**Record extracts**
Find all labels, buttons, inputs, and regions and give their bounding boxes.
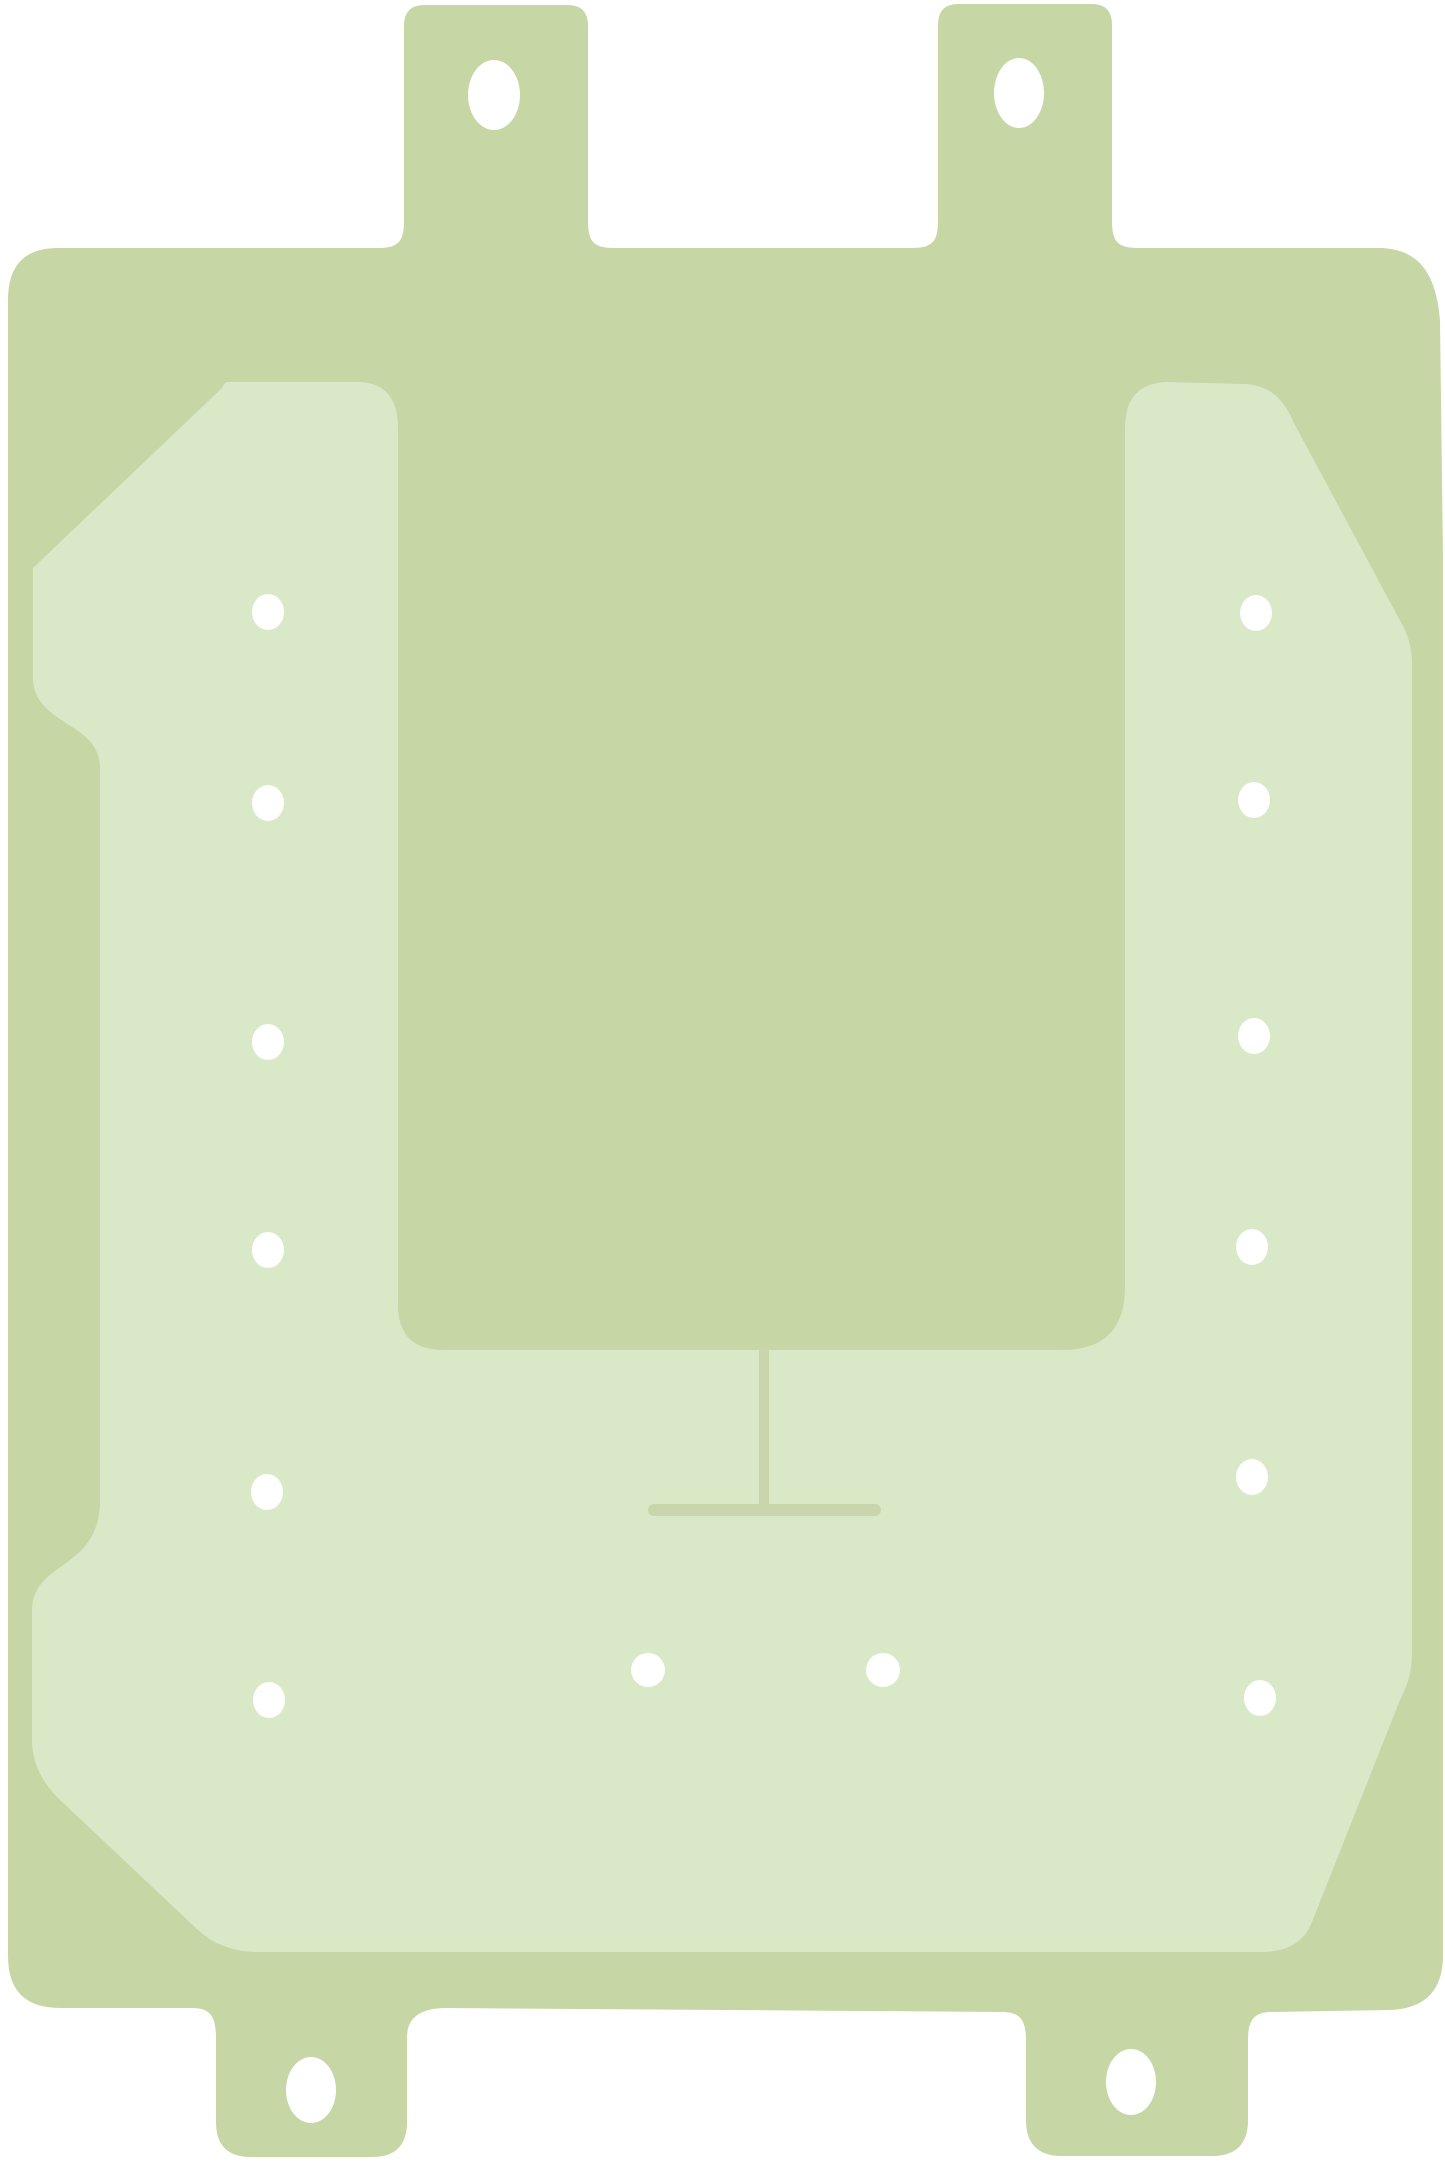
adhesive-sheet-graphic — [0, 0, 1445, 2161]
left-side-hole — [252, 1232, 284, 1268]
right-side-hole — [1244, 1680, 1276, 1716]
right-side-hole — [1236, 1229, 1268, 1265]
left-side-hole — [252, 594, 284, 630]
left-side-hole — [253, 1682, 285, 1718]
right-side-hole — [1236, 1459, 1268, 1495]
product-image-canvas — [0, 0, 1445, 2161]
right-side-hole — [1240, 595, 1272, 631]
tab-hole — [468, 60, 520, 130]
right-side-hole — [1238, 782, 1270, 818]
bottom-pair-hole — [866, 1653, 900, 1687]
left-side-hole — [251, 1474, 283, 1510]
right-side-hole — [1238, 1018, 1270, 1054]
bottom-pair-hole — [631, 1653, 665, 1687]
tab-hole — [286, 2057, 336, 2123]
tab-hole — [1106, 2049, 1156, 2115]
tab-hole — [994, 58, 1044, 128]
left-side-hole — [252, 1024, 284, 1060]
left-side-hole — [252, 785, 284, 821]
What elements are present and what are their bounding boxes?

**What to work on**
List every line of the records above that contains the string "right".

**Correct response**
right-side-hole — [1244, 1680, 1276, 1716]
right-side-hole — [1236, 1229, 1268, 1265]
right-side-hole — [1236, 1459, 1268, 1495]
right-side-hole — [1240, 595, 1272, 631]
right-side-hole — [1238, 782, 1270, 818]
right-side-hole — [1238, 1018, 1270, 1054]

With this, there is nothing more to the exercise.